--- Start Extracted information ---

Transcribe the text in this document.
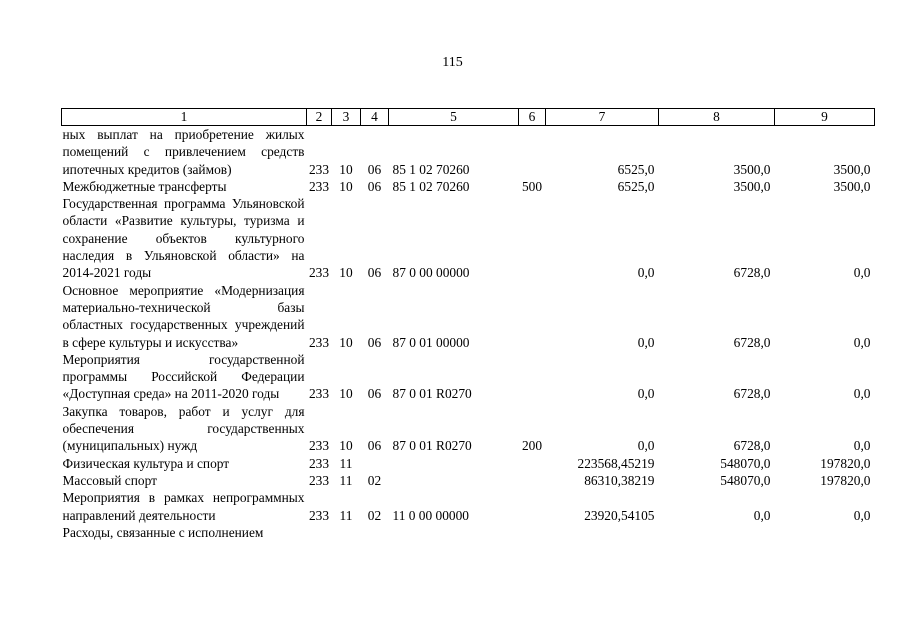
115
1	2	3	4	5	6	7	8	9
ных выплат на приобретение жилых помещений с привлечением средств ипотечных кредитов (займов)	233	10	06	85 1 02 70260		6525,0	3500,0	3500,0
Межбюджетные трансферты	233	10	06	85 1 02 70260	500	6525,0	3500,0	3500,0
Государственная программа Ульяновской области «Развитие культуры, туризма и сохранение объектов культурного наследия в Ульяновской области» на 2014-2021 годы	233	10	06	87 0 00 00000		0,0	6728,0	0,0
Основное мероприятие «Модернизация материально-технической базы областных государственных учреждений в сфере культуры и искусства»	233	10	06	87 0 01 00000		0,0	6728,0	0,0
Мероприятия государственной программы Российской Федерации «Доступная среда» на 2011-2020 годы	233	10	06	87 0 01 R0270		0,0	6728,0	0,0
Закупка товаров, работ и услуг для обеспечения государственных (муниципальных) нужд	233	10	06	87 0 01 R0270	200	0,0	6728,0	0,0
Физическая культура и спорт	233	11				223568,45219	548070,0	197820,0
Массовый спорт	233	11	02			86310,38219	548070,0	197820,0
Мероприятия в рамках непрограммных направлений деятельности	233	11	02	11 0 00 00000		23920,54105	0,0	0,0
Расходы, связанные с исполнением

--- End Extracted information ---
--- Start Extracted information ---

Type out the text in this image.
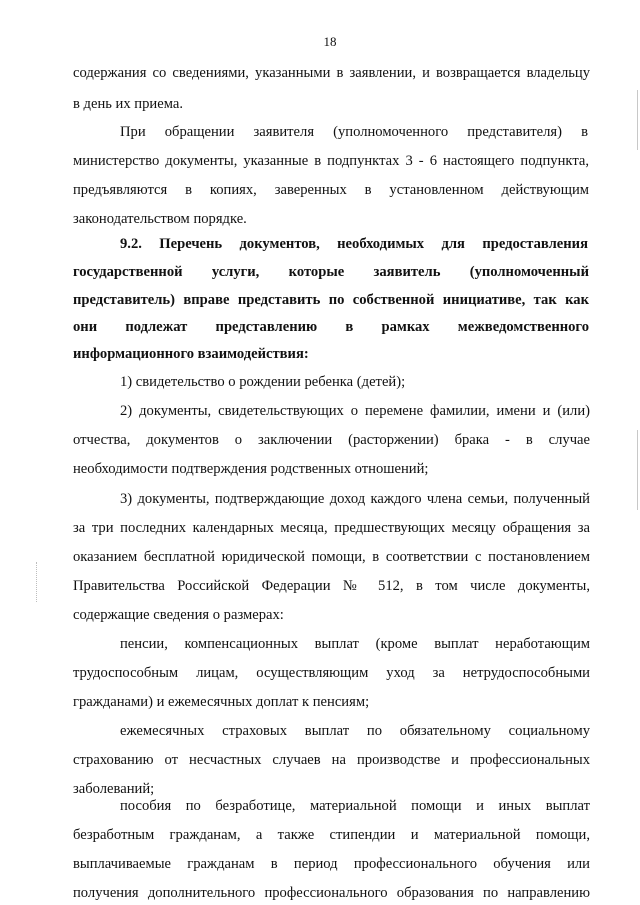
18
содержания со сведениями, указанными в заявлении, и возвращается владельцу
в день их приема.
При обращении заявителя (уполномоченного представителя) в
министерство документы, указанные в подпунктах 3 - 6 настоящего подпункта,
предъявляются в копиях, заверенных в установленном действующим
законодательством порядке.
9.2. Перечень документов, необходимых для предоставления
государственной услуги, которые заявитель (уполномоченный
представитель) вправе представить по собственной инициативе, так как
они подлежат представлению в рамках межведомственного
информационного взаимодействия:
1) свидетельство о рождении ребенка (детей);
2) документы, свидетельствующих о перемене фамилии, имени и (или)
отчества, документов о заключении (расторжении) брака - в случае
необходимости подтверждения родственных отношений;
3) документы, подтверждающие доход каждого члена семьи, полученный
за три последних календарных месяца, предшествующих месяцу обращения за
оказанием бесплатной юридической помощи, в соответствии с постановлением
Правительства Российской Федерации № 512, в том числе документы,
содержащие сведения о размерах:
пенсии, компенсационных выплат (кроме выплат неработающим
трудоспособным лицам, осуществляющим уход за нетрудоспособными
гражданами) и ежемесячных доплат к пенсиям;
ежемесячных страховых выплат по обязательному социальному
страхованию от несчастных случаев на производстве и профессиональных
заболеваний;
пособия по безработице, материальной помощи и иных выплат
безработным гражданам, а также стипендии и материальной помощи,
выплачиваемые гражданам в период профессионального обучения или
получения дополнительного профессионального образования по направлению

--- End Extracted information ---

**Instructions to follow:** Copy out every line from the records that has the word "this".

**Expected output:**
Transcribe the text in this document.
Type out the text in this image.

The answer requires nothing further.